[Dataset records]
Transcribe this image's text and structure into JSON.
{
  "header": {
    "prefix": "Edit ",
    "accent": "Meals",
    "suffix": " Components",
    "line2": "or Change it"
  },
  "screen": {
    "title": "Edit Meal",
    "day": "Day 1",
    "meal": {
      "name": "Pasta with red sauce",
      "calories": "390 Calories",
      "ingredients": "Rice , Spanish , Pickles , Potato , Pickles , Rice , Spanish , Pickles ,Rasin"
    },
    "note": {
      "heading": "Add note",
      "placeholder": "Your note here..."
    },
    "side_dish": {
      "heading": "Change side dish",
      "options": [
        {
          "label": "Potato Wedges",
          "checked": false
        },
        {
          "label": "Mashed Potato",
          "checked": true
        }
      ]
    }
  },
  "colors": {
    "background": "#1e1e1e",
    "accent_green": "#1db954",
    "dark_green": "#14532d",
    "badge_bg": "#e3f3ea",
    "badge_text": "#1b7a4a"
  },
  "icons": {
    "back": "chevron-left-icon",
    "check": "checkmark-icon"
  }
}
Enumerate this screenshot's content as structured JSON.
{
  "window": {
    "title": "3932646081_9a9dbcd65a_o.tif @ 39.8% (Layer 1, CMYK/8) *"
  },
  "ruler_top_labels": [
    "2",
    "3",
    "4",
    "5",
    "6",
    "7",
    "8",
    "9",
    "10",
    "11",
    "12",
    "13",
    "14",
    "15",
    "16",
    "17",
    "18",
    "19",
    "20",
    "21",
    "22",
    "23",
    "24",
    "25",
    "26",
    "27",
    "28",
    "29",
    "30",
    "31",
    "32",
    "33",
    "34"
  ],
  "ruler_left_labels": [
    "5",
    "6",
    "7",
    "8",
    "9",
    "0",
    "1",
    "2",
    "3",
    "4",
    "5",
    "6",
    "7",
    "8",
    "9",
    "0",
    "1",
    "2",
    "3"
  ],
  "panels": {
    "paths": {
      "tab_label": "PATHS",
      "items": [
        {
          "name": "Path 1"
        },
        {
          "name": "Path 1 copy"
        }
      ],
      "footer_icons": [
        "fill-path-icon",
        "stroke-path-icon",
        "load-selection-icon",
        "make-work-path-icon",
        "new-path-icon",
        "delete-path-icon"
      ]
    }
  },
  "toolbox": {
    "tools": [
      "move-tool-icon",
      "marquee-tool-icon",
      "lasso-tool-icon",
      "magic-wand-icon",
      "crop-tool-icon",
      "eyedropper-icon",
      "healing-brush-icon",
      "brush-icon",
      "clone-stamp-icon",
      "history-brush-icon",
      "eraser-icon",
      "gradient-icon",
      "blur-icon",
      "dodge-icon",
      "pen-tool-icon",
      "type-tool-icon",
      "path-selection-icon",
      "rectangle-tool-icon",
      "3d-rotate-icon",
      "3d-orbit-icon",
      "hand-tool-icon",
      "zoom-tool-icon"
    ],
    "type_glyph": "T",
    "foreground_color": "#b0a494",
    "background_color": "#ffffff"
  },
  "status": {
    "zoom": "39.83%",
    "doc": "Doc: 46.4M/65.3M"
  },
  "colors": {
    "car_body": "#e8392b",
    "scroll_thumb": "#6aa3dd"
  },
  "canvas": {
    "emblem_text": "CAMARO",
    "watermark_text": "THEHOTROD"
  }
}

Exercise directions:
Take the lines above and retype all of them exactly.

Exercise response:
Transcribe this image's text and structure into JSON.
{
  "header": {
    "prefix": "Edit ",
    "accent": "Meals",
    "suffix": " Components",
    "line2": "or Change it"
  },
  "screen": {
    "title": "Edit Meal",
    "day": "Day 1",
    "meal": {
      "name": "Pasta with red sauce",
      "calories": "390 Calories",
      "ingredients": "Rice , Spanish , Pickles , Potato , Pickles , Rice , Spanish , Pickles ,Rasin"
    },
    "note": {
      "heading": "Add note",
      "placeholder": "Your note here..."
    },
    "side_dish": {
      "heading": "Change side dish",
      "options": [
        {
          "label": "Potato Wedges",
          "checked": false
        },
        {
          "label": "Mashed Potato",
          "checked": true
        }
      ]
    }
  },
  "colors": {
    "background": "#1e1e1e",
    "accent_green": "#1db954",
    "dark_green": "#14532d",
    "badge_bg": "#e3f3ea",
    "badge_text": "#1b7a4a"
  },
  "icons": {
    "back": "chevron-left-icon",
    "check": "checkmark-icon"
  }
}
Enumerate this screenshot's content as structured JSON.
{
  "window": {
    "title": "3932646081_9a9dbcd65a_o.tif @ 39.8% (Layer 1, CMYK/8) *"
  },
  "ruler_top_labels": [
    "2",
    "3",
    "4",
    "5",
    "6",
    "7",
    "8",
    "9",
    "10",
    "11",
    "12",
    "13",
    "14",
    "15",
    "16",
    "17",
    "18",
    "19",
    "20",
    "21",
    "22",
    "23",
    "24",
    "25",
    "26",
    "27",
    "28",
    "29",
    "30",
    "31",
    "32",
    "33",
    "34"
  ],
  "ruler_left_labels": [
    "5",
    "6",
    "7",
    "8",
    "9",
    "0",
    "1",
    "2",
    "3",
    "4",
    "5",
    "6",
    "7",
    "8",
    "9",
    "0",
    "1",
    "2",
    "3"
  ],
  "panels": {
    "paths": {
      "tab_label": "PATHS",
      "items": [
        {
          "name": "Path 1"
        },
        {
          "name": "Path 1 copy"
        }
      ],
      "footer_icons": [
        "fill-path-icon",
        "stroke-path-icon",
        "load-selection-icon",
        "make-work-path-icon",
        "new-path-icon",
        "delete-path-icon"
      ]
    }
  },
  "toolbox": {
    "tools": [
      "move-tool-icon",
      "marquee-tool-icon",
      "lasso-tool-icon",
      "magic-wand-icon",
      "crop-tool-icon",
      "eyedropper-icon",
      "healing-brush-icon",
      "brush-icon",
      "clone-stamp-icon",
      "history-brush-icon",
      "eraser-icon",
      "gradient-icon",
      "blur-icon",
      "dodge-icon",
      "pen-tool-icon",
      "type-tool-icon",
      "path-selection-icon",
      "rectangle-tool-icon",
      "3d-rotate-icon",
      "3d-orbit-icon",
      "hand-tool-icon",
      "zoom-tool-icon"
    ],
    "type_glyph": "T",
    "foreground_color": "#b0a494",
    "background_color": "#ffffff"
  },
  "status": {
    "zoom": "39.83%",
    "doc": "Doc: 46.4M/65.3M"
  },
  "colors": {
    "car_body": "#e8392b",
    "scroll_thumb": "#6aa3dd"
  },
  "canvas": {
    "emblem_text": "CAMARO",
    "watermark_text": "THEHOTROD"
  }
}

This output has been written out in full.